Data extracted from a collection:
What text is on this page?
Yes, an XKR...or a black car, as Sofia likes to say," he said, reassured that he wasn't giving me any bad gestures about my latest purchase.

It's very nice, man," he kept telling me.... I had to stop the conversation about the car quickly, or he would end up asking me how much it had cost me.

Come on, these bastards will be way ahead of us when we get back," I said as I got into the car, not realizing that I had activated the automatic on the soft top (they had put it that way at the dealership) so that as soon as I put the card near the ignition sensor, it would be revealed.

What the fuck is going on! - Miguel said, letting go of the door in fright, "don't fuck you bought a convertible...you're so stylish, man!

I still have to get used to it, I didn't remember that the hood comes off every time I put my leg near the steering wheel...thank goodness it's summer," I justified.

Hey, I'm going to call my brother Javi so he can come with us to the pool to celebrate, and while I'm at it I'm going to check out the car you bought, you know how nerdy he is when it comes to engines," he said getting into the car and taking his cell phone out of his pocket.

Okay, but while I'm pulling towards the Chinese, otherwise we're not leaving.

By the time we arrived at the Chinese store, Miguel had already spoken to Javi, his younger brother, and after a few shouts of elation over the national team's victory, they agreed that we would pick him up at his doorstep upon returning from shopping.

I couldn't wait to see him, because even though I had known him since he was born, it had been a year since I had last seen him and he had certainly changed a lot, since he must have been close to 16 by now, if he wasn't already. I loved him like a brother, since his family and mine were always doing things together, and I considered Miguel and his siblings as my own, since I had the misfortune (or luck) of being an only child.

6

- **Written instruction**:
Retype every record above exactly as written.

- **Correct output**:
What text is on this page?
Yes, an XKR...or a black car, as Sofia likes to say," he said, reassured that he wasn't giving me any bad gestures about my latest purchase.

It's very nice, man," he kept telling me.... I had to stop the conversation about the car quickly, or he would end up asking me how much it had cost me.

Come on, these bastards will be way ahead of us when we get back," I said as I got into the car, not realizing that I had activated the automatic on the soft top (they had put it that way at the dealership) so that as soon as I put the card near the ignition sensor, it would be revealed.

What the fuck is going on! - Miguel said, letting go of the door in fright, "don't fuck you bought a convertible...you're so stylish, man!

I still have to get used to it, I didn't remember that the hood comes off every time I put my leg near the steering wheel...thank goodness it's summer," I justified.

Hey, I'm going to call my brother Javi so he can come with us to the pool to celebrate, and while I'm at it I'm going to check out the car you bought, you know how nerdy he is when it comes to engines," he said getting into the car and taking his cell phone out of his pocket.

Okay, but while I'm pulling towards the Chinese, otherwise we're not leaving.

By the time we arrived at the Chinese store, Miguel had already spoken to Javi, his younger brother, and after a few shouts of elation over the national team's victory, they agreed that we would pick him up at his doorstep upon returning from shopping.

I couldn't wait to see him, because even though I had known him since he was born, it had been a year since I had last seen him and he had certainly changed a lot, since he must have been close to 16 by now, if he wasn't already. I loved him like a brother, since his family and mine were always doing things together, and I considered Miguel and his siblings as my own, since I had the misfortune (or luck) of being an only child.

6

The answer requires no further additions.